### Given instruction
State only the count of lines in the listing below that hold "Injection".

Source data

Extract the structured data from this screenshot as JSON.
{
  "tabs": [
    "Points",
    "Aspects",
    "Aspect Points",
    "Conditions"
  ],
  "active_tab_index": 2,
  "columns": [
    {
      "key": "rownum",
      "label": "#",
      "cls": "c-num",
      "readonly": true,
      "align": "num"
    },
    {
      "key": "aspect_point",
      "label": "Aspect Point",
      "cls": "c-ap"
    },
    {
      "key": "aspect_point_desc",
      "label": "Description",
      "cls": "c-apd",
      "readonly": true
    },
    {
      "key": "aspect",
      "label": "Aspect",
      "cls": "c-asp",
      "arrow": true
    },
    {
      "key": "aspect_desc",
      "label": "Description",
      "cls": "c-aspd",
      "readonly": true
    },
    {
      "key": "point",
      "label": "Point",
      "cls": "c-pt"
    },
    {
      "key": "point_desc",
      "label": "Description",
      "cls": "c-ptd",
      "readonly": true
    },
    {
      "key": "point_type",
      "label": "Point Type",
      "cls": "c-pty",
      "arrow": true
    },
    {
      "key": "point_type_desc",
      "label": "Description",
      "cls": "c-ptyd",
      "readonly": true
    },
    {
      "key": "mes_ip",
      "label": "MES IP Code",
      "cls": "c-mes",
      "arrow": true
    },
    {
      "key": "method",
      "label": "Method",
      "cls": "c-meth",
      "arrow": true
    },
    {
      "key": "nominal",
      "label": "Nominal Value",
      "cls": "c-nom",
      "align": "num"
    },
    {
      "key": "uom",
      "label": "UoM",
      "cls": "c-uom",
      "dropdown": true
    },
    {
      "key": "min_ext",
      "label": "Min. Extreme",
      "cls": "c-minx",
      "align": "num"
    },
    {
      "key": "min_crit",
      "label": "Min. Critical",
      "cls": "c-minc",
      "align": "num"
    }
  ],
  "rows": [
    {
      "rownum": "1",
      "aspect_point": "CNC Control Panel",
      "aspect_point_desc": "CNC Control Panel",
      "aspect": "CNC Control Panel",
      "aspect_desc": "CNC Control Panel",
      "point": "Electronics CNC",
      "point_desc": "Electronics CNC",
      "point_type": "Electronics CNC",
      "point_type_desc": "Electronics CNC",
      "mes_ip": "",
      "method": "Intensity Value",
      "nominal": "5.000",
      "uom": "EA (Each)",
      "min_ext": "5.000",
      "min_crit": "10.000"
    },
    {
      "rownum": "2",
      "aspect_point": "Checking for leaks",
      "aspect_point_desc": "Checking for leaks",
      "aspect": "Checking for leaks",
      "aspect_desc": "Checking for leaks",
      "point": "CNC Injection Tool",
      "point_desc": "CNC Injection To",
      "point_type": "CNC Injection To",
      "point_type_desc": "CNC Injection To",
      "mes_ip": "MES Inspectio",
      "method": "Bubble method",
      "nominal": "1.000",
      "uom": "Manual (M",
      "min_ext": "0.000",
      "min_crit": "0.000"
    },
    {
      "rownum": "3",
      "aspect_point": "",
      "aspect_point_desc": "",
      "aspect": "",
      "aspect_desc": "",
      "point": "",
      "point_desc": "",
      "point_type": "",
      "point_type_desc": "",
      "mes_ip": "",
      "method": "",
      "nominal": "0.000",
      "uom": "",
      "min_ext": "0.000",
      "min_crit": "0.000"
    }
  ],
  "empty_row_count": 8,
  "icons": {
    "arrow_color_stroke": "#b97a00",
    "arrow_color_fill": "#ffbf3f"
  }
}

### Task answer
4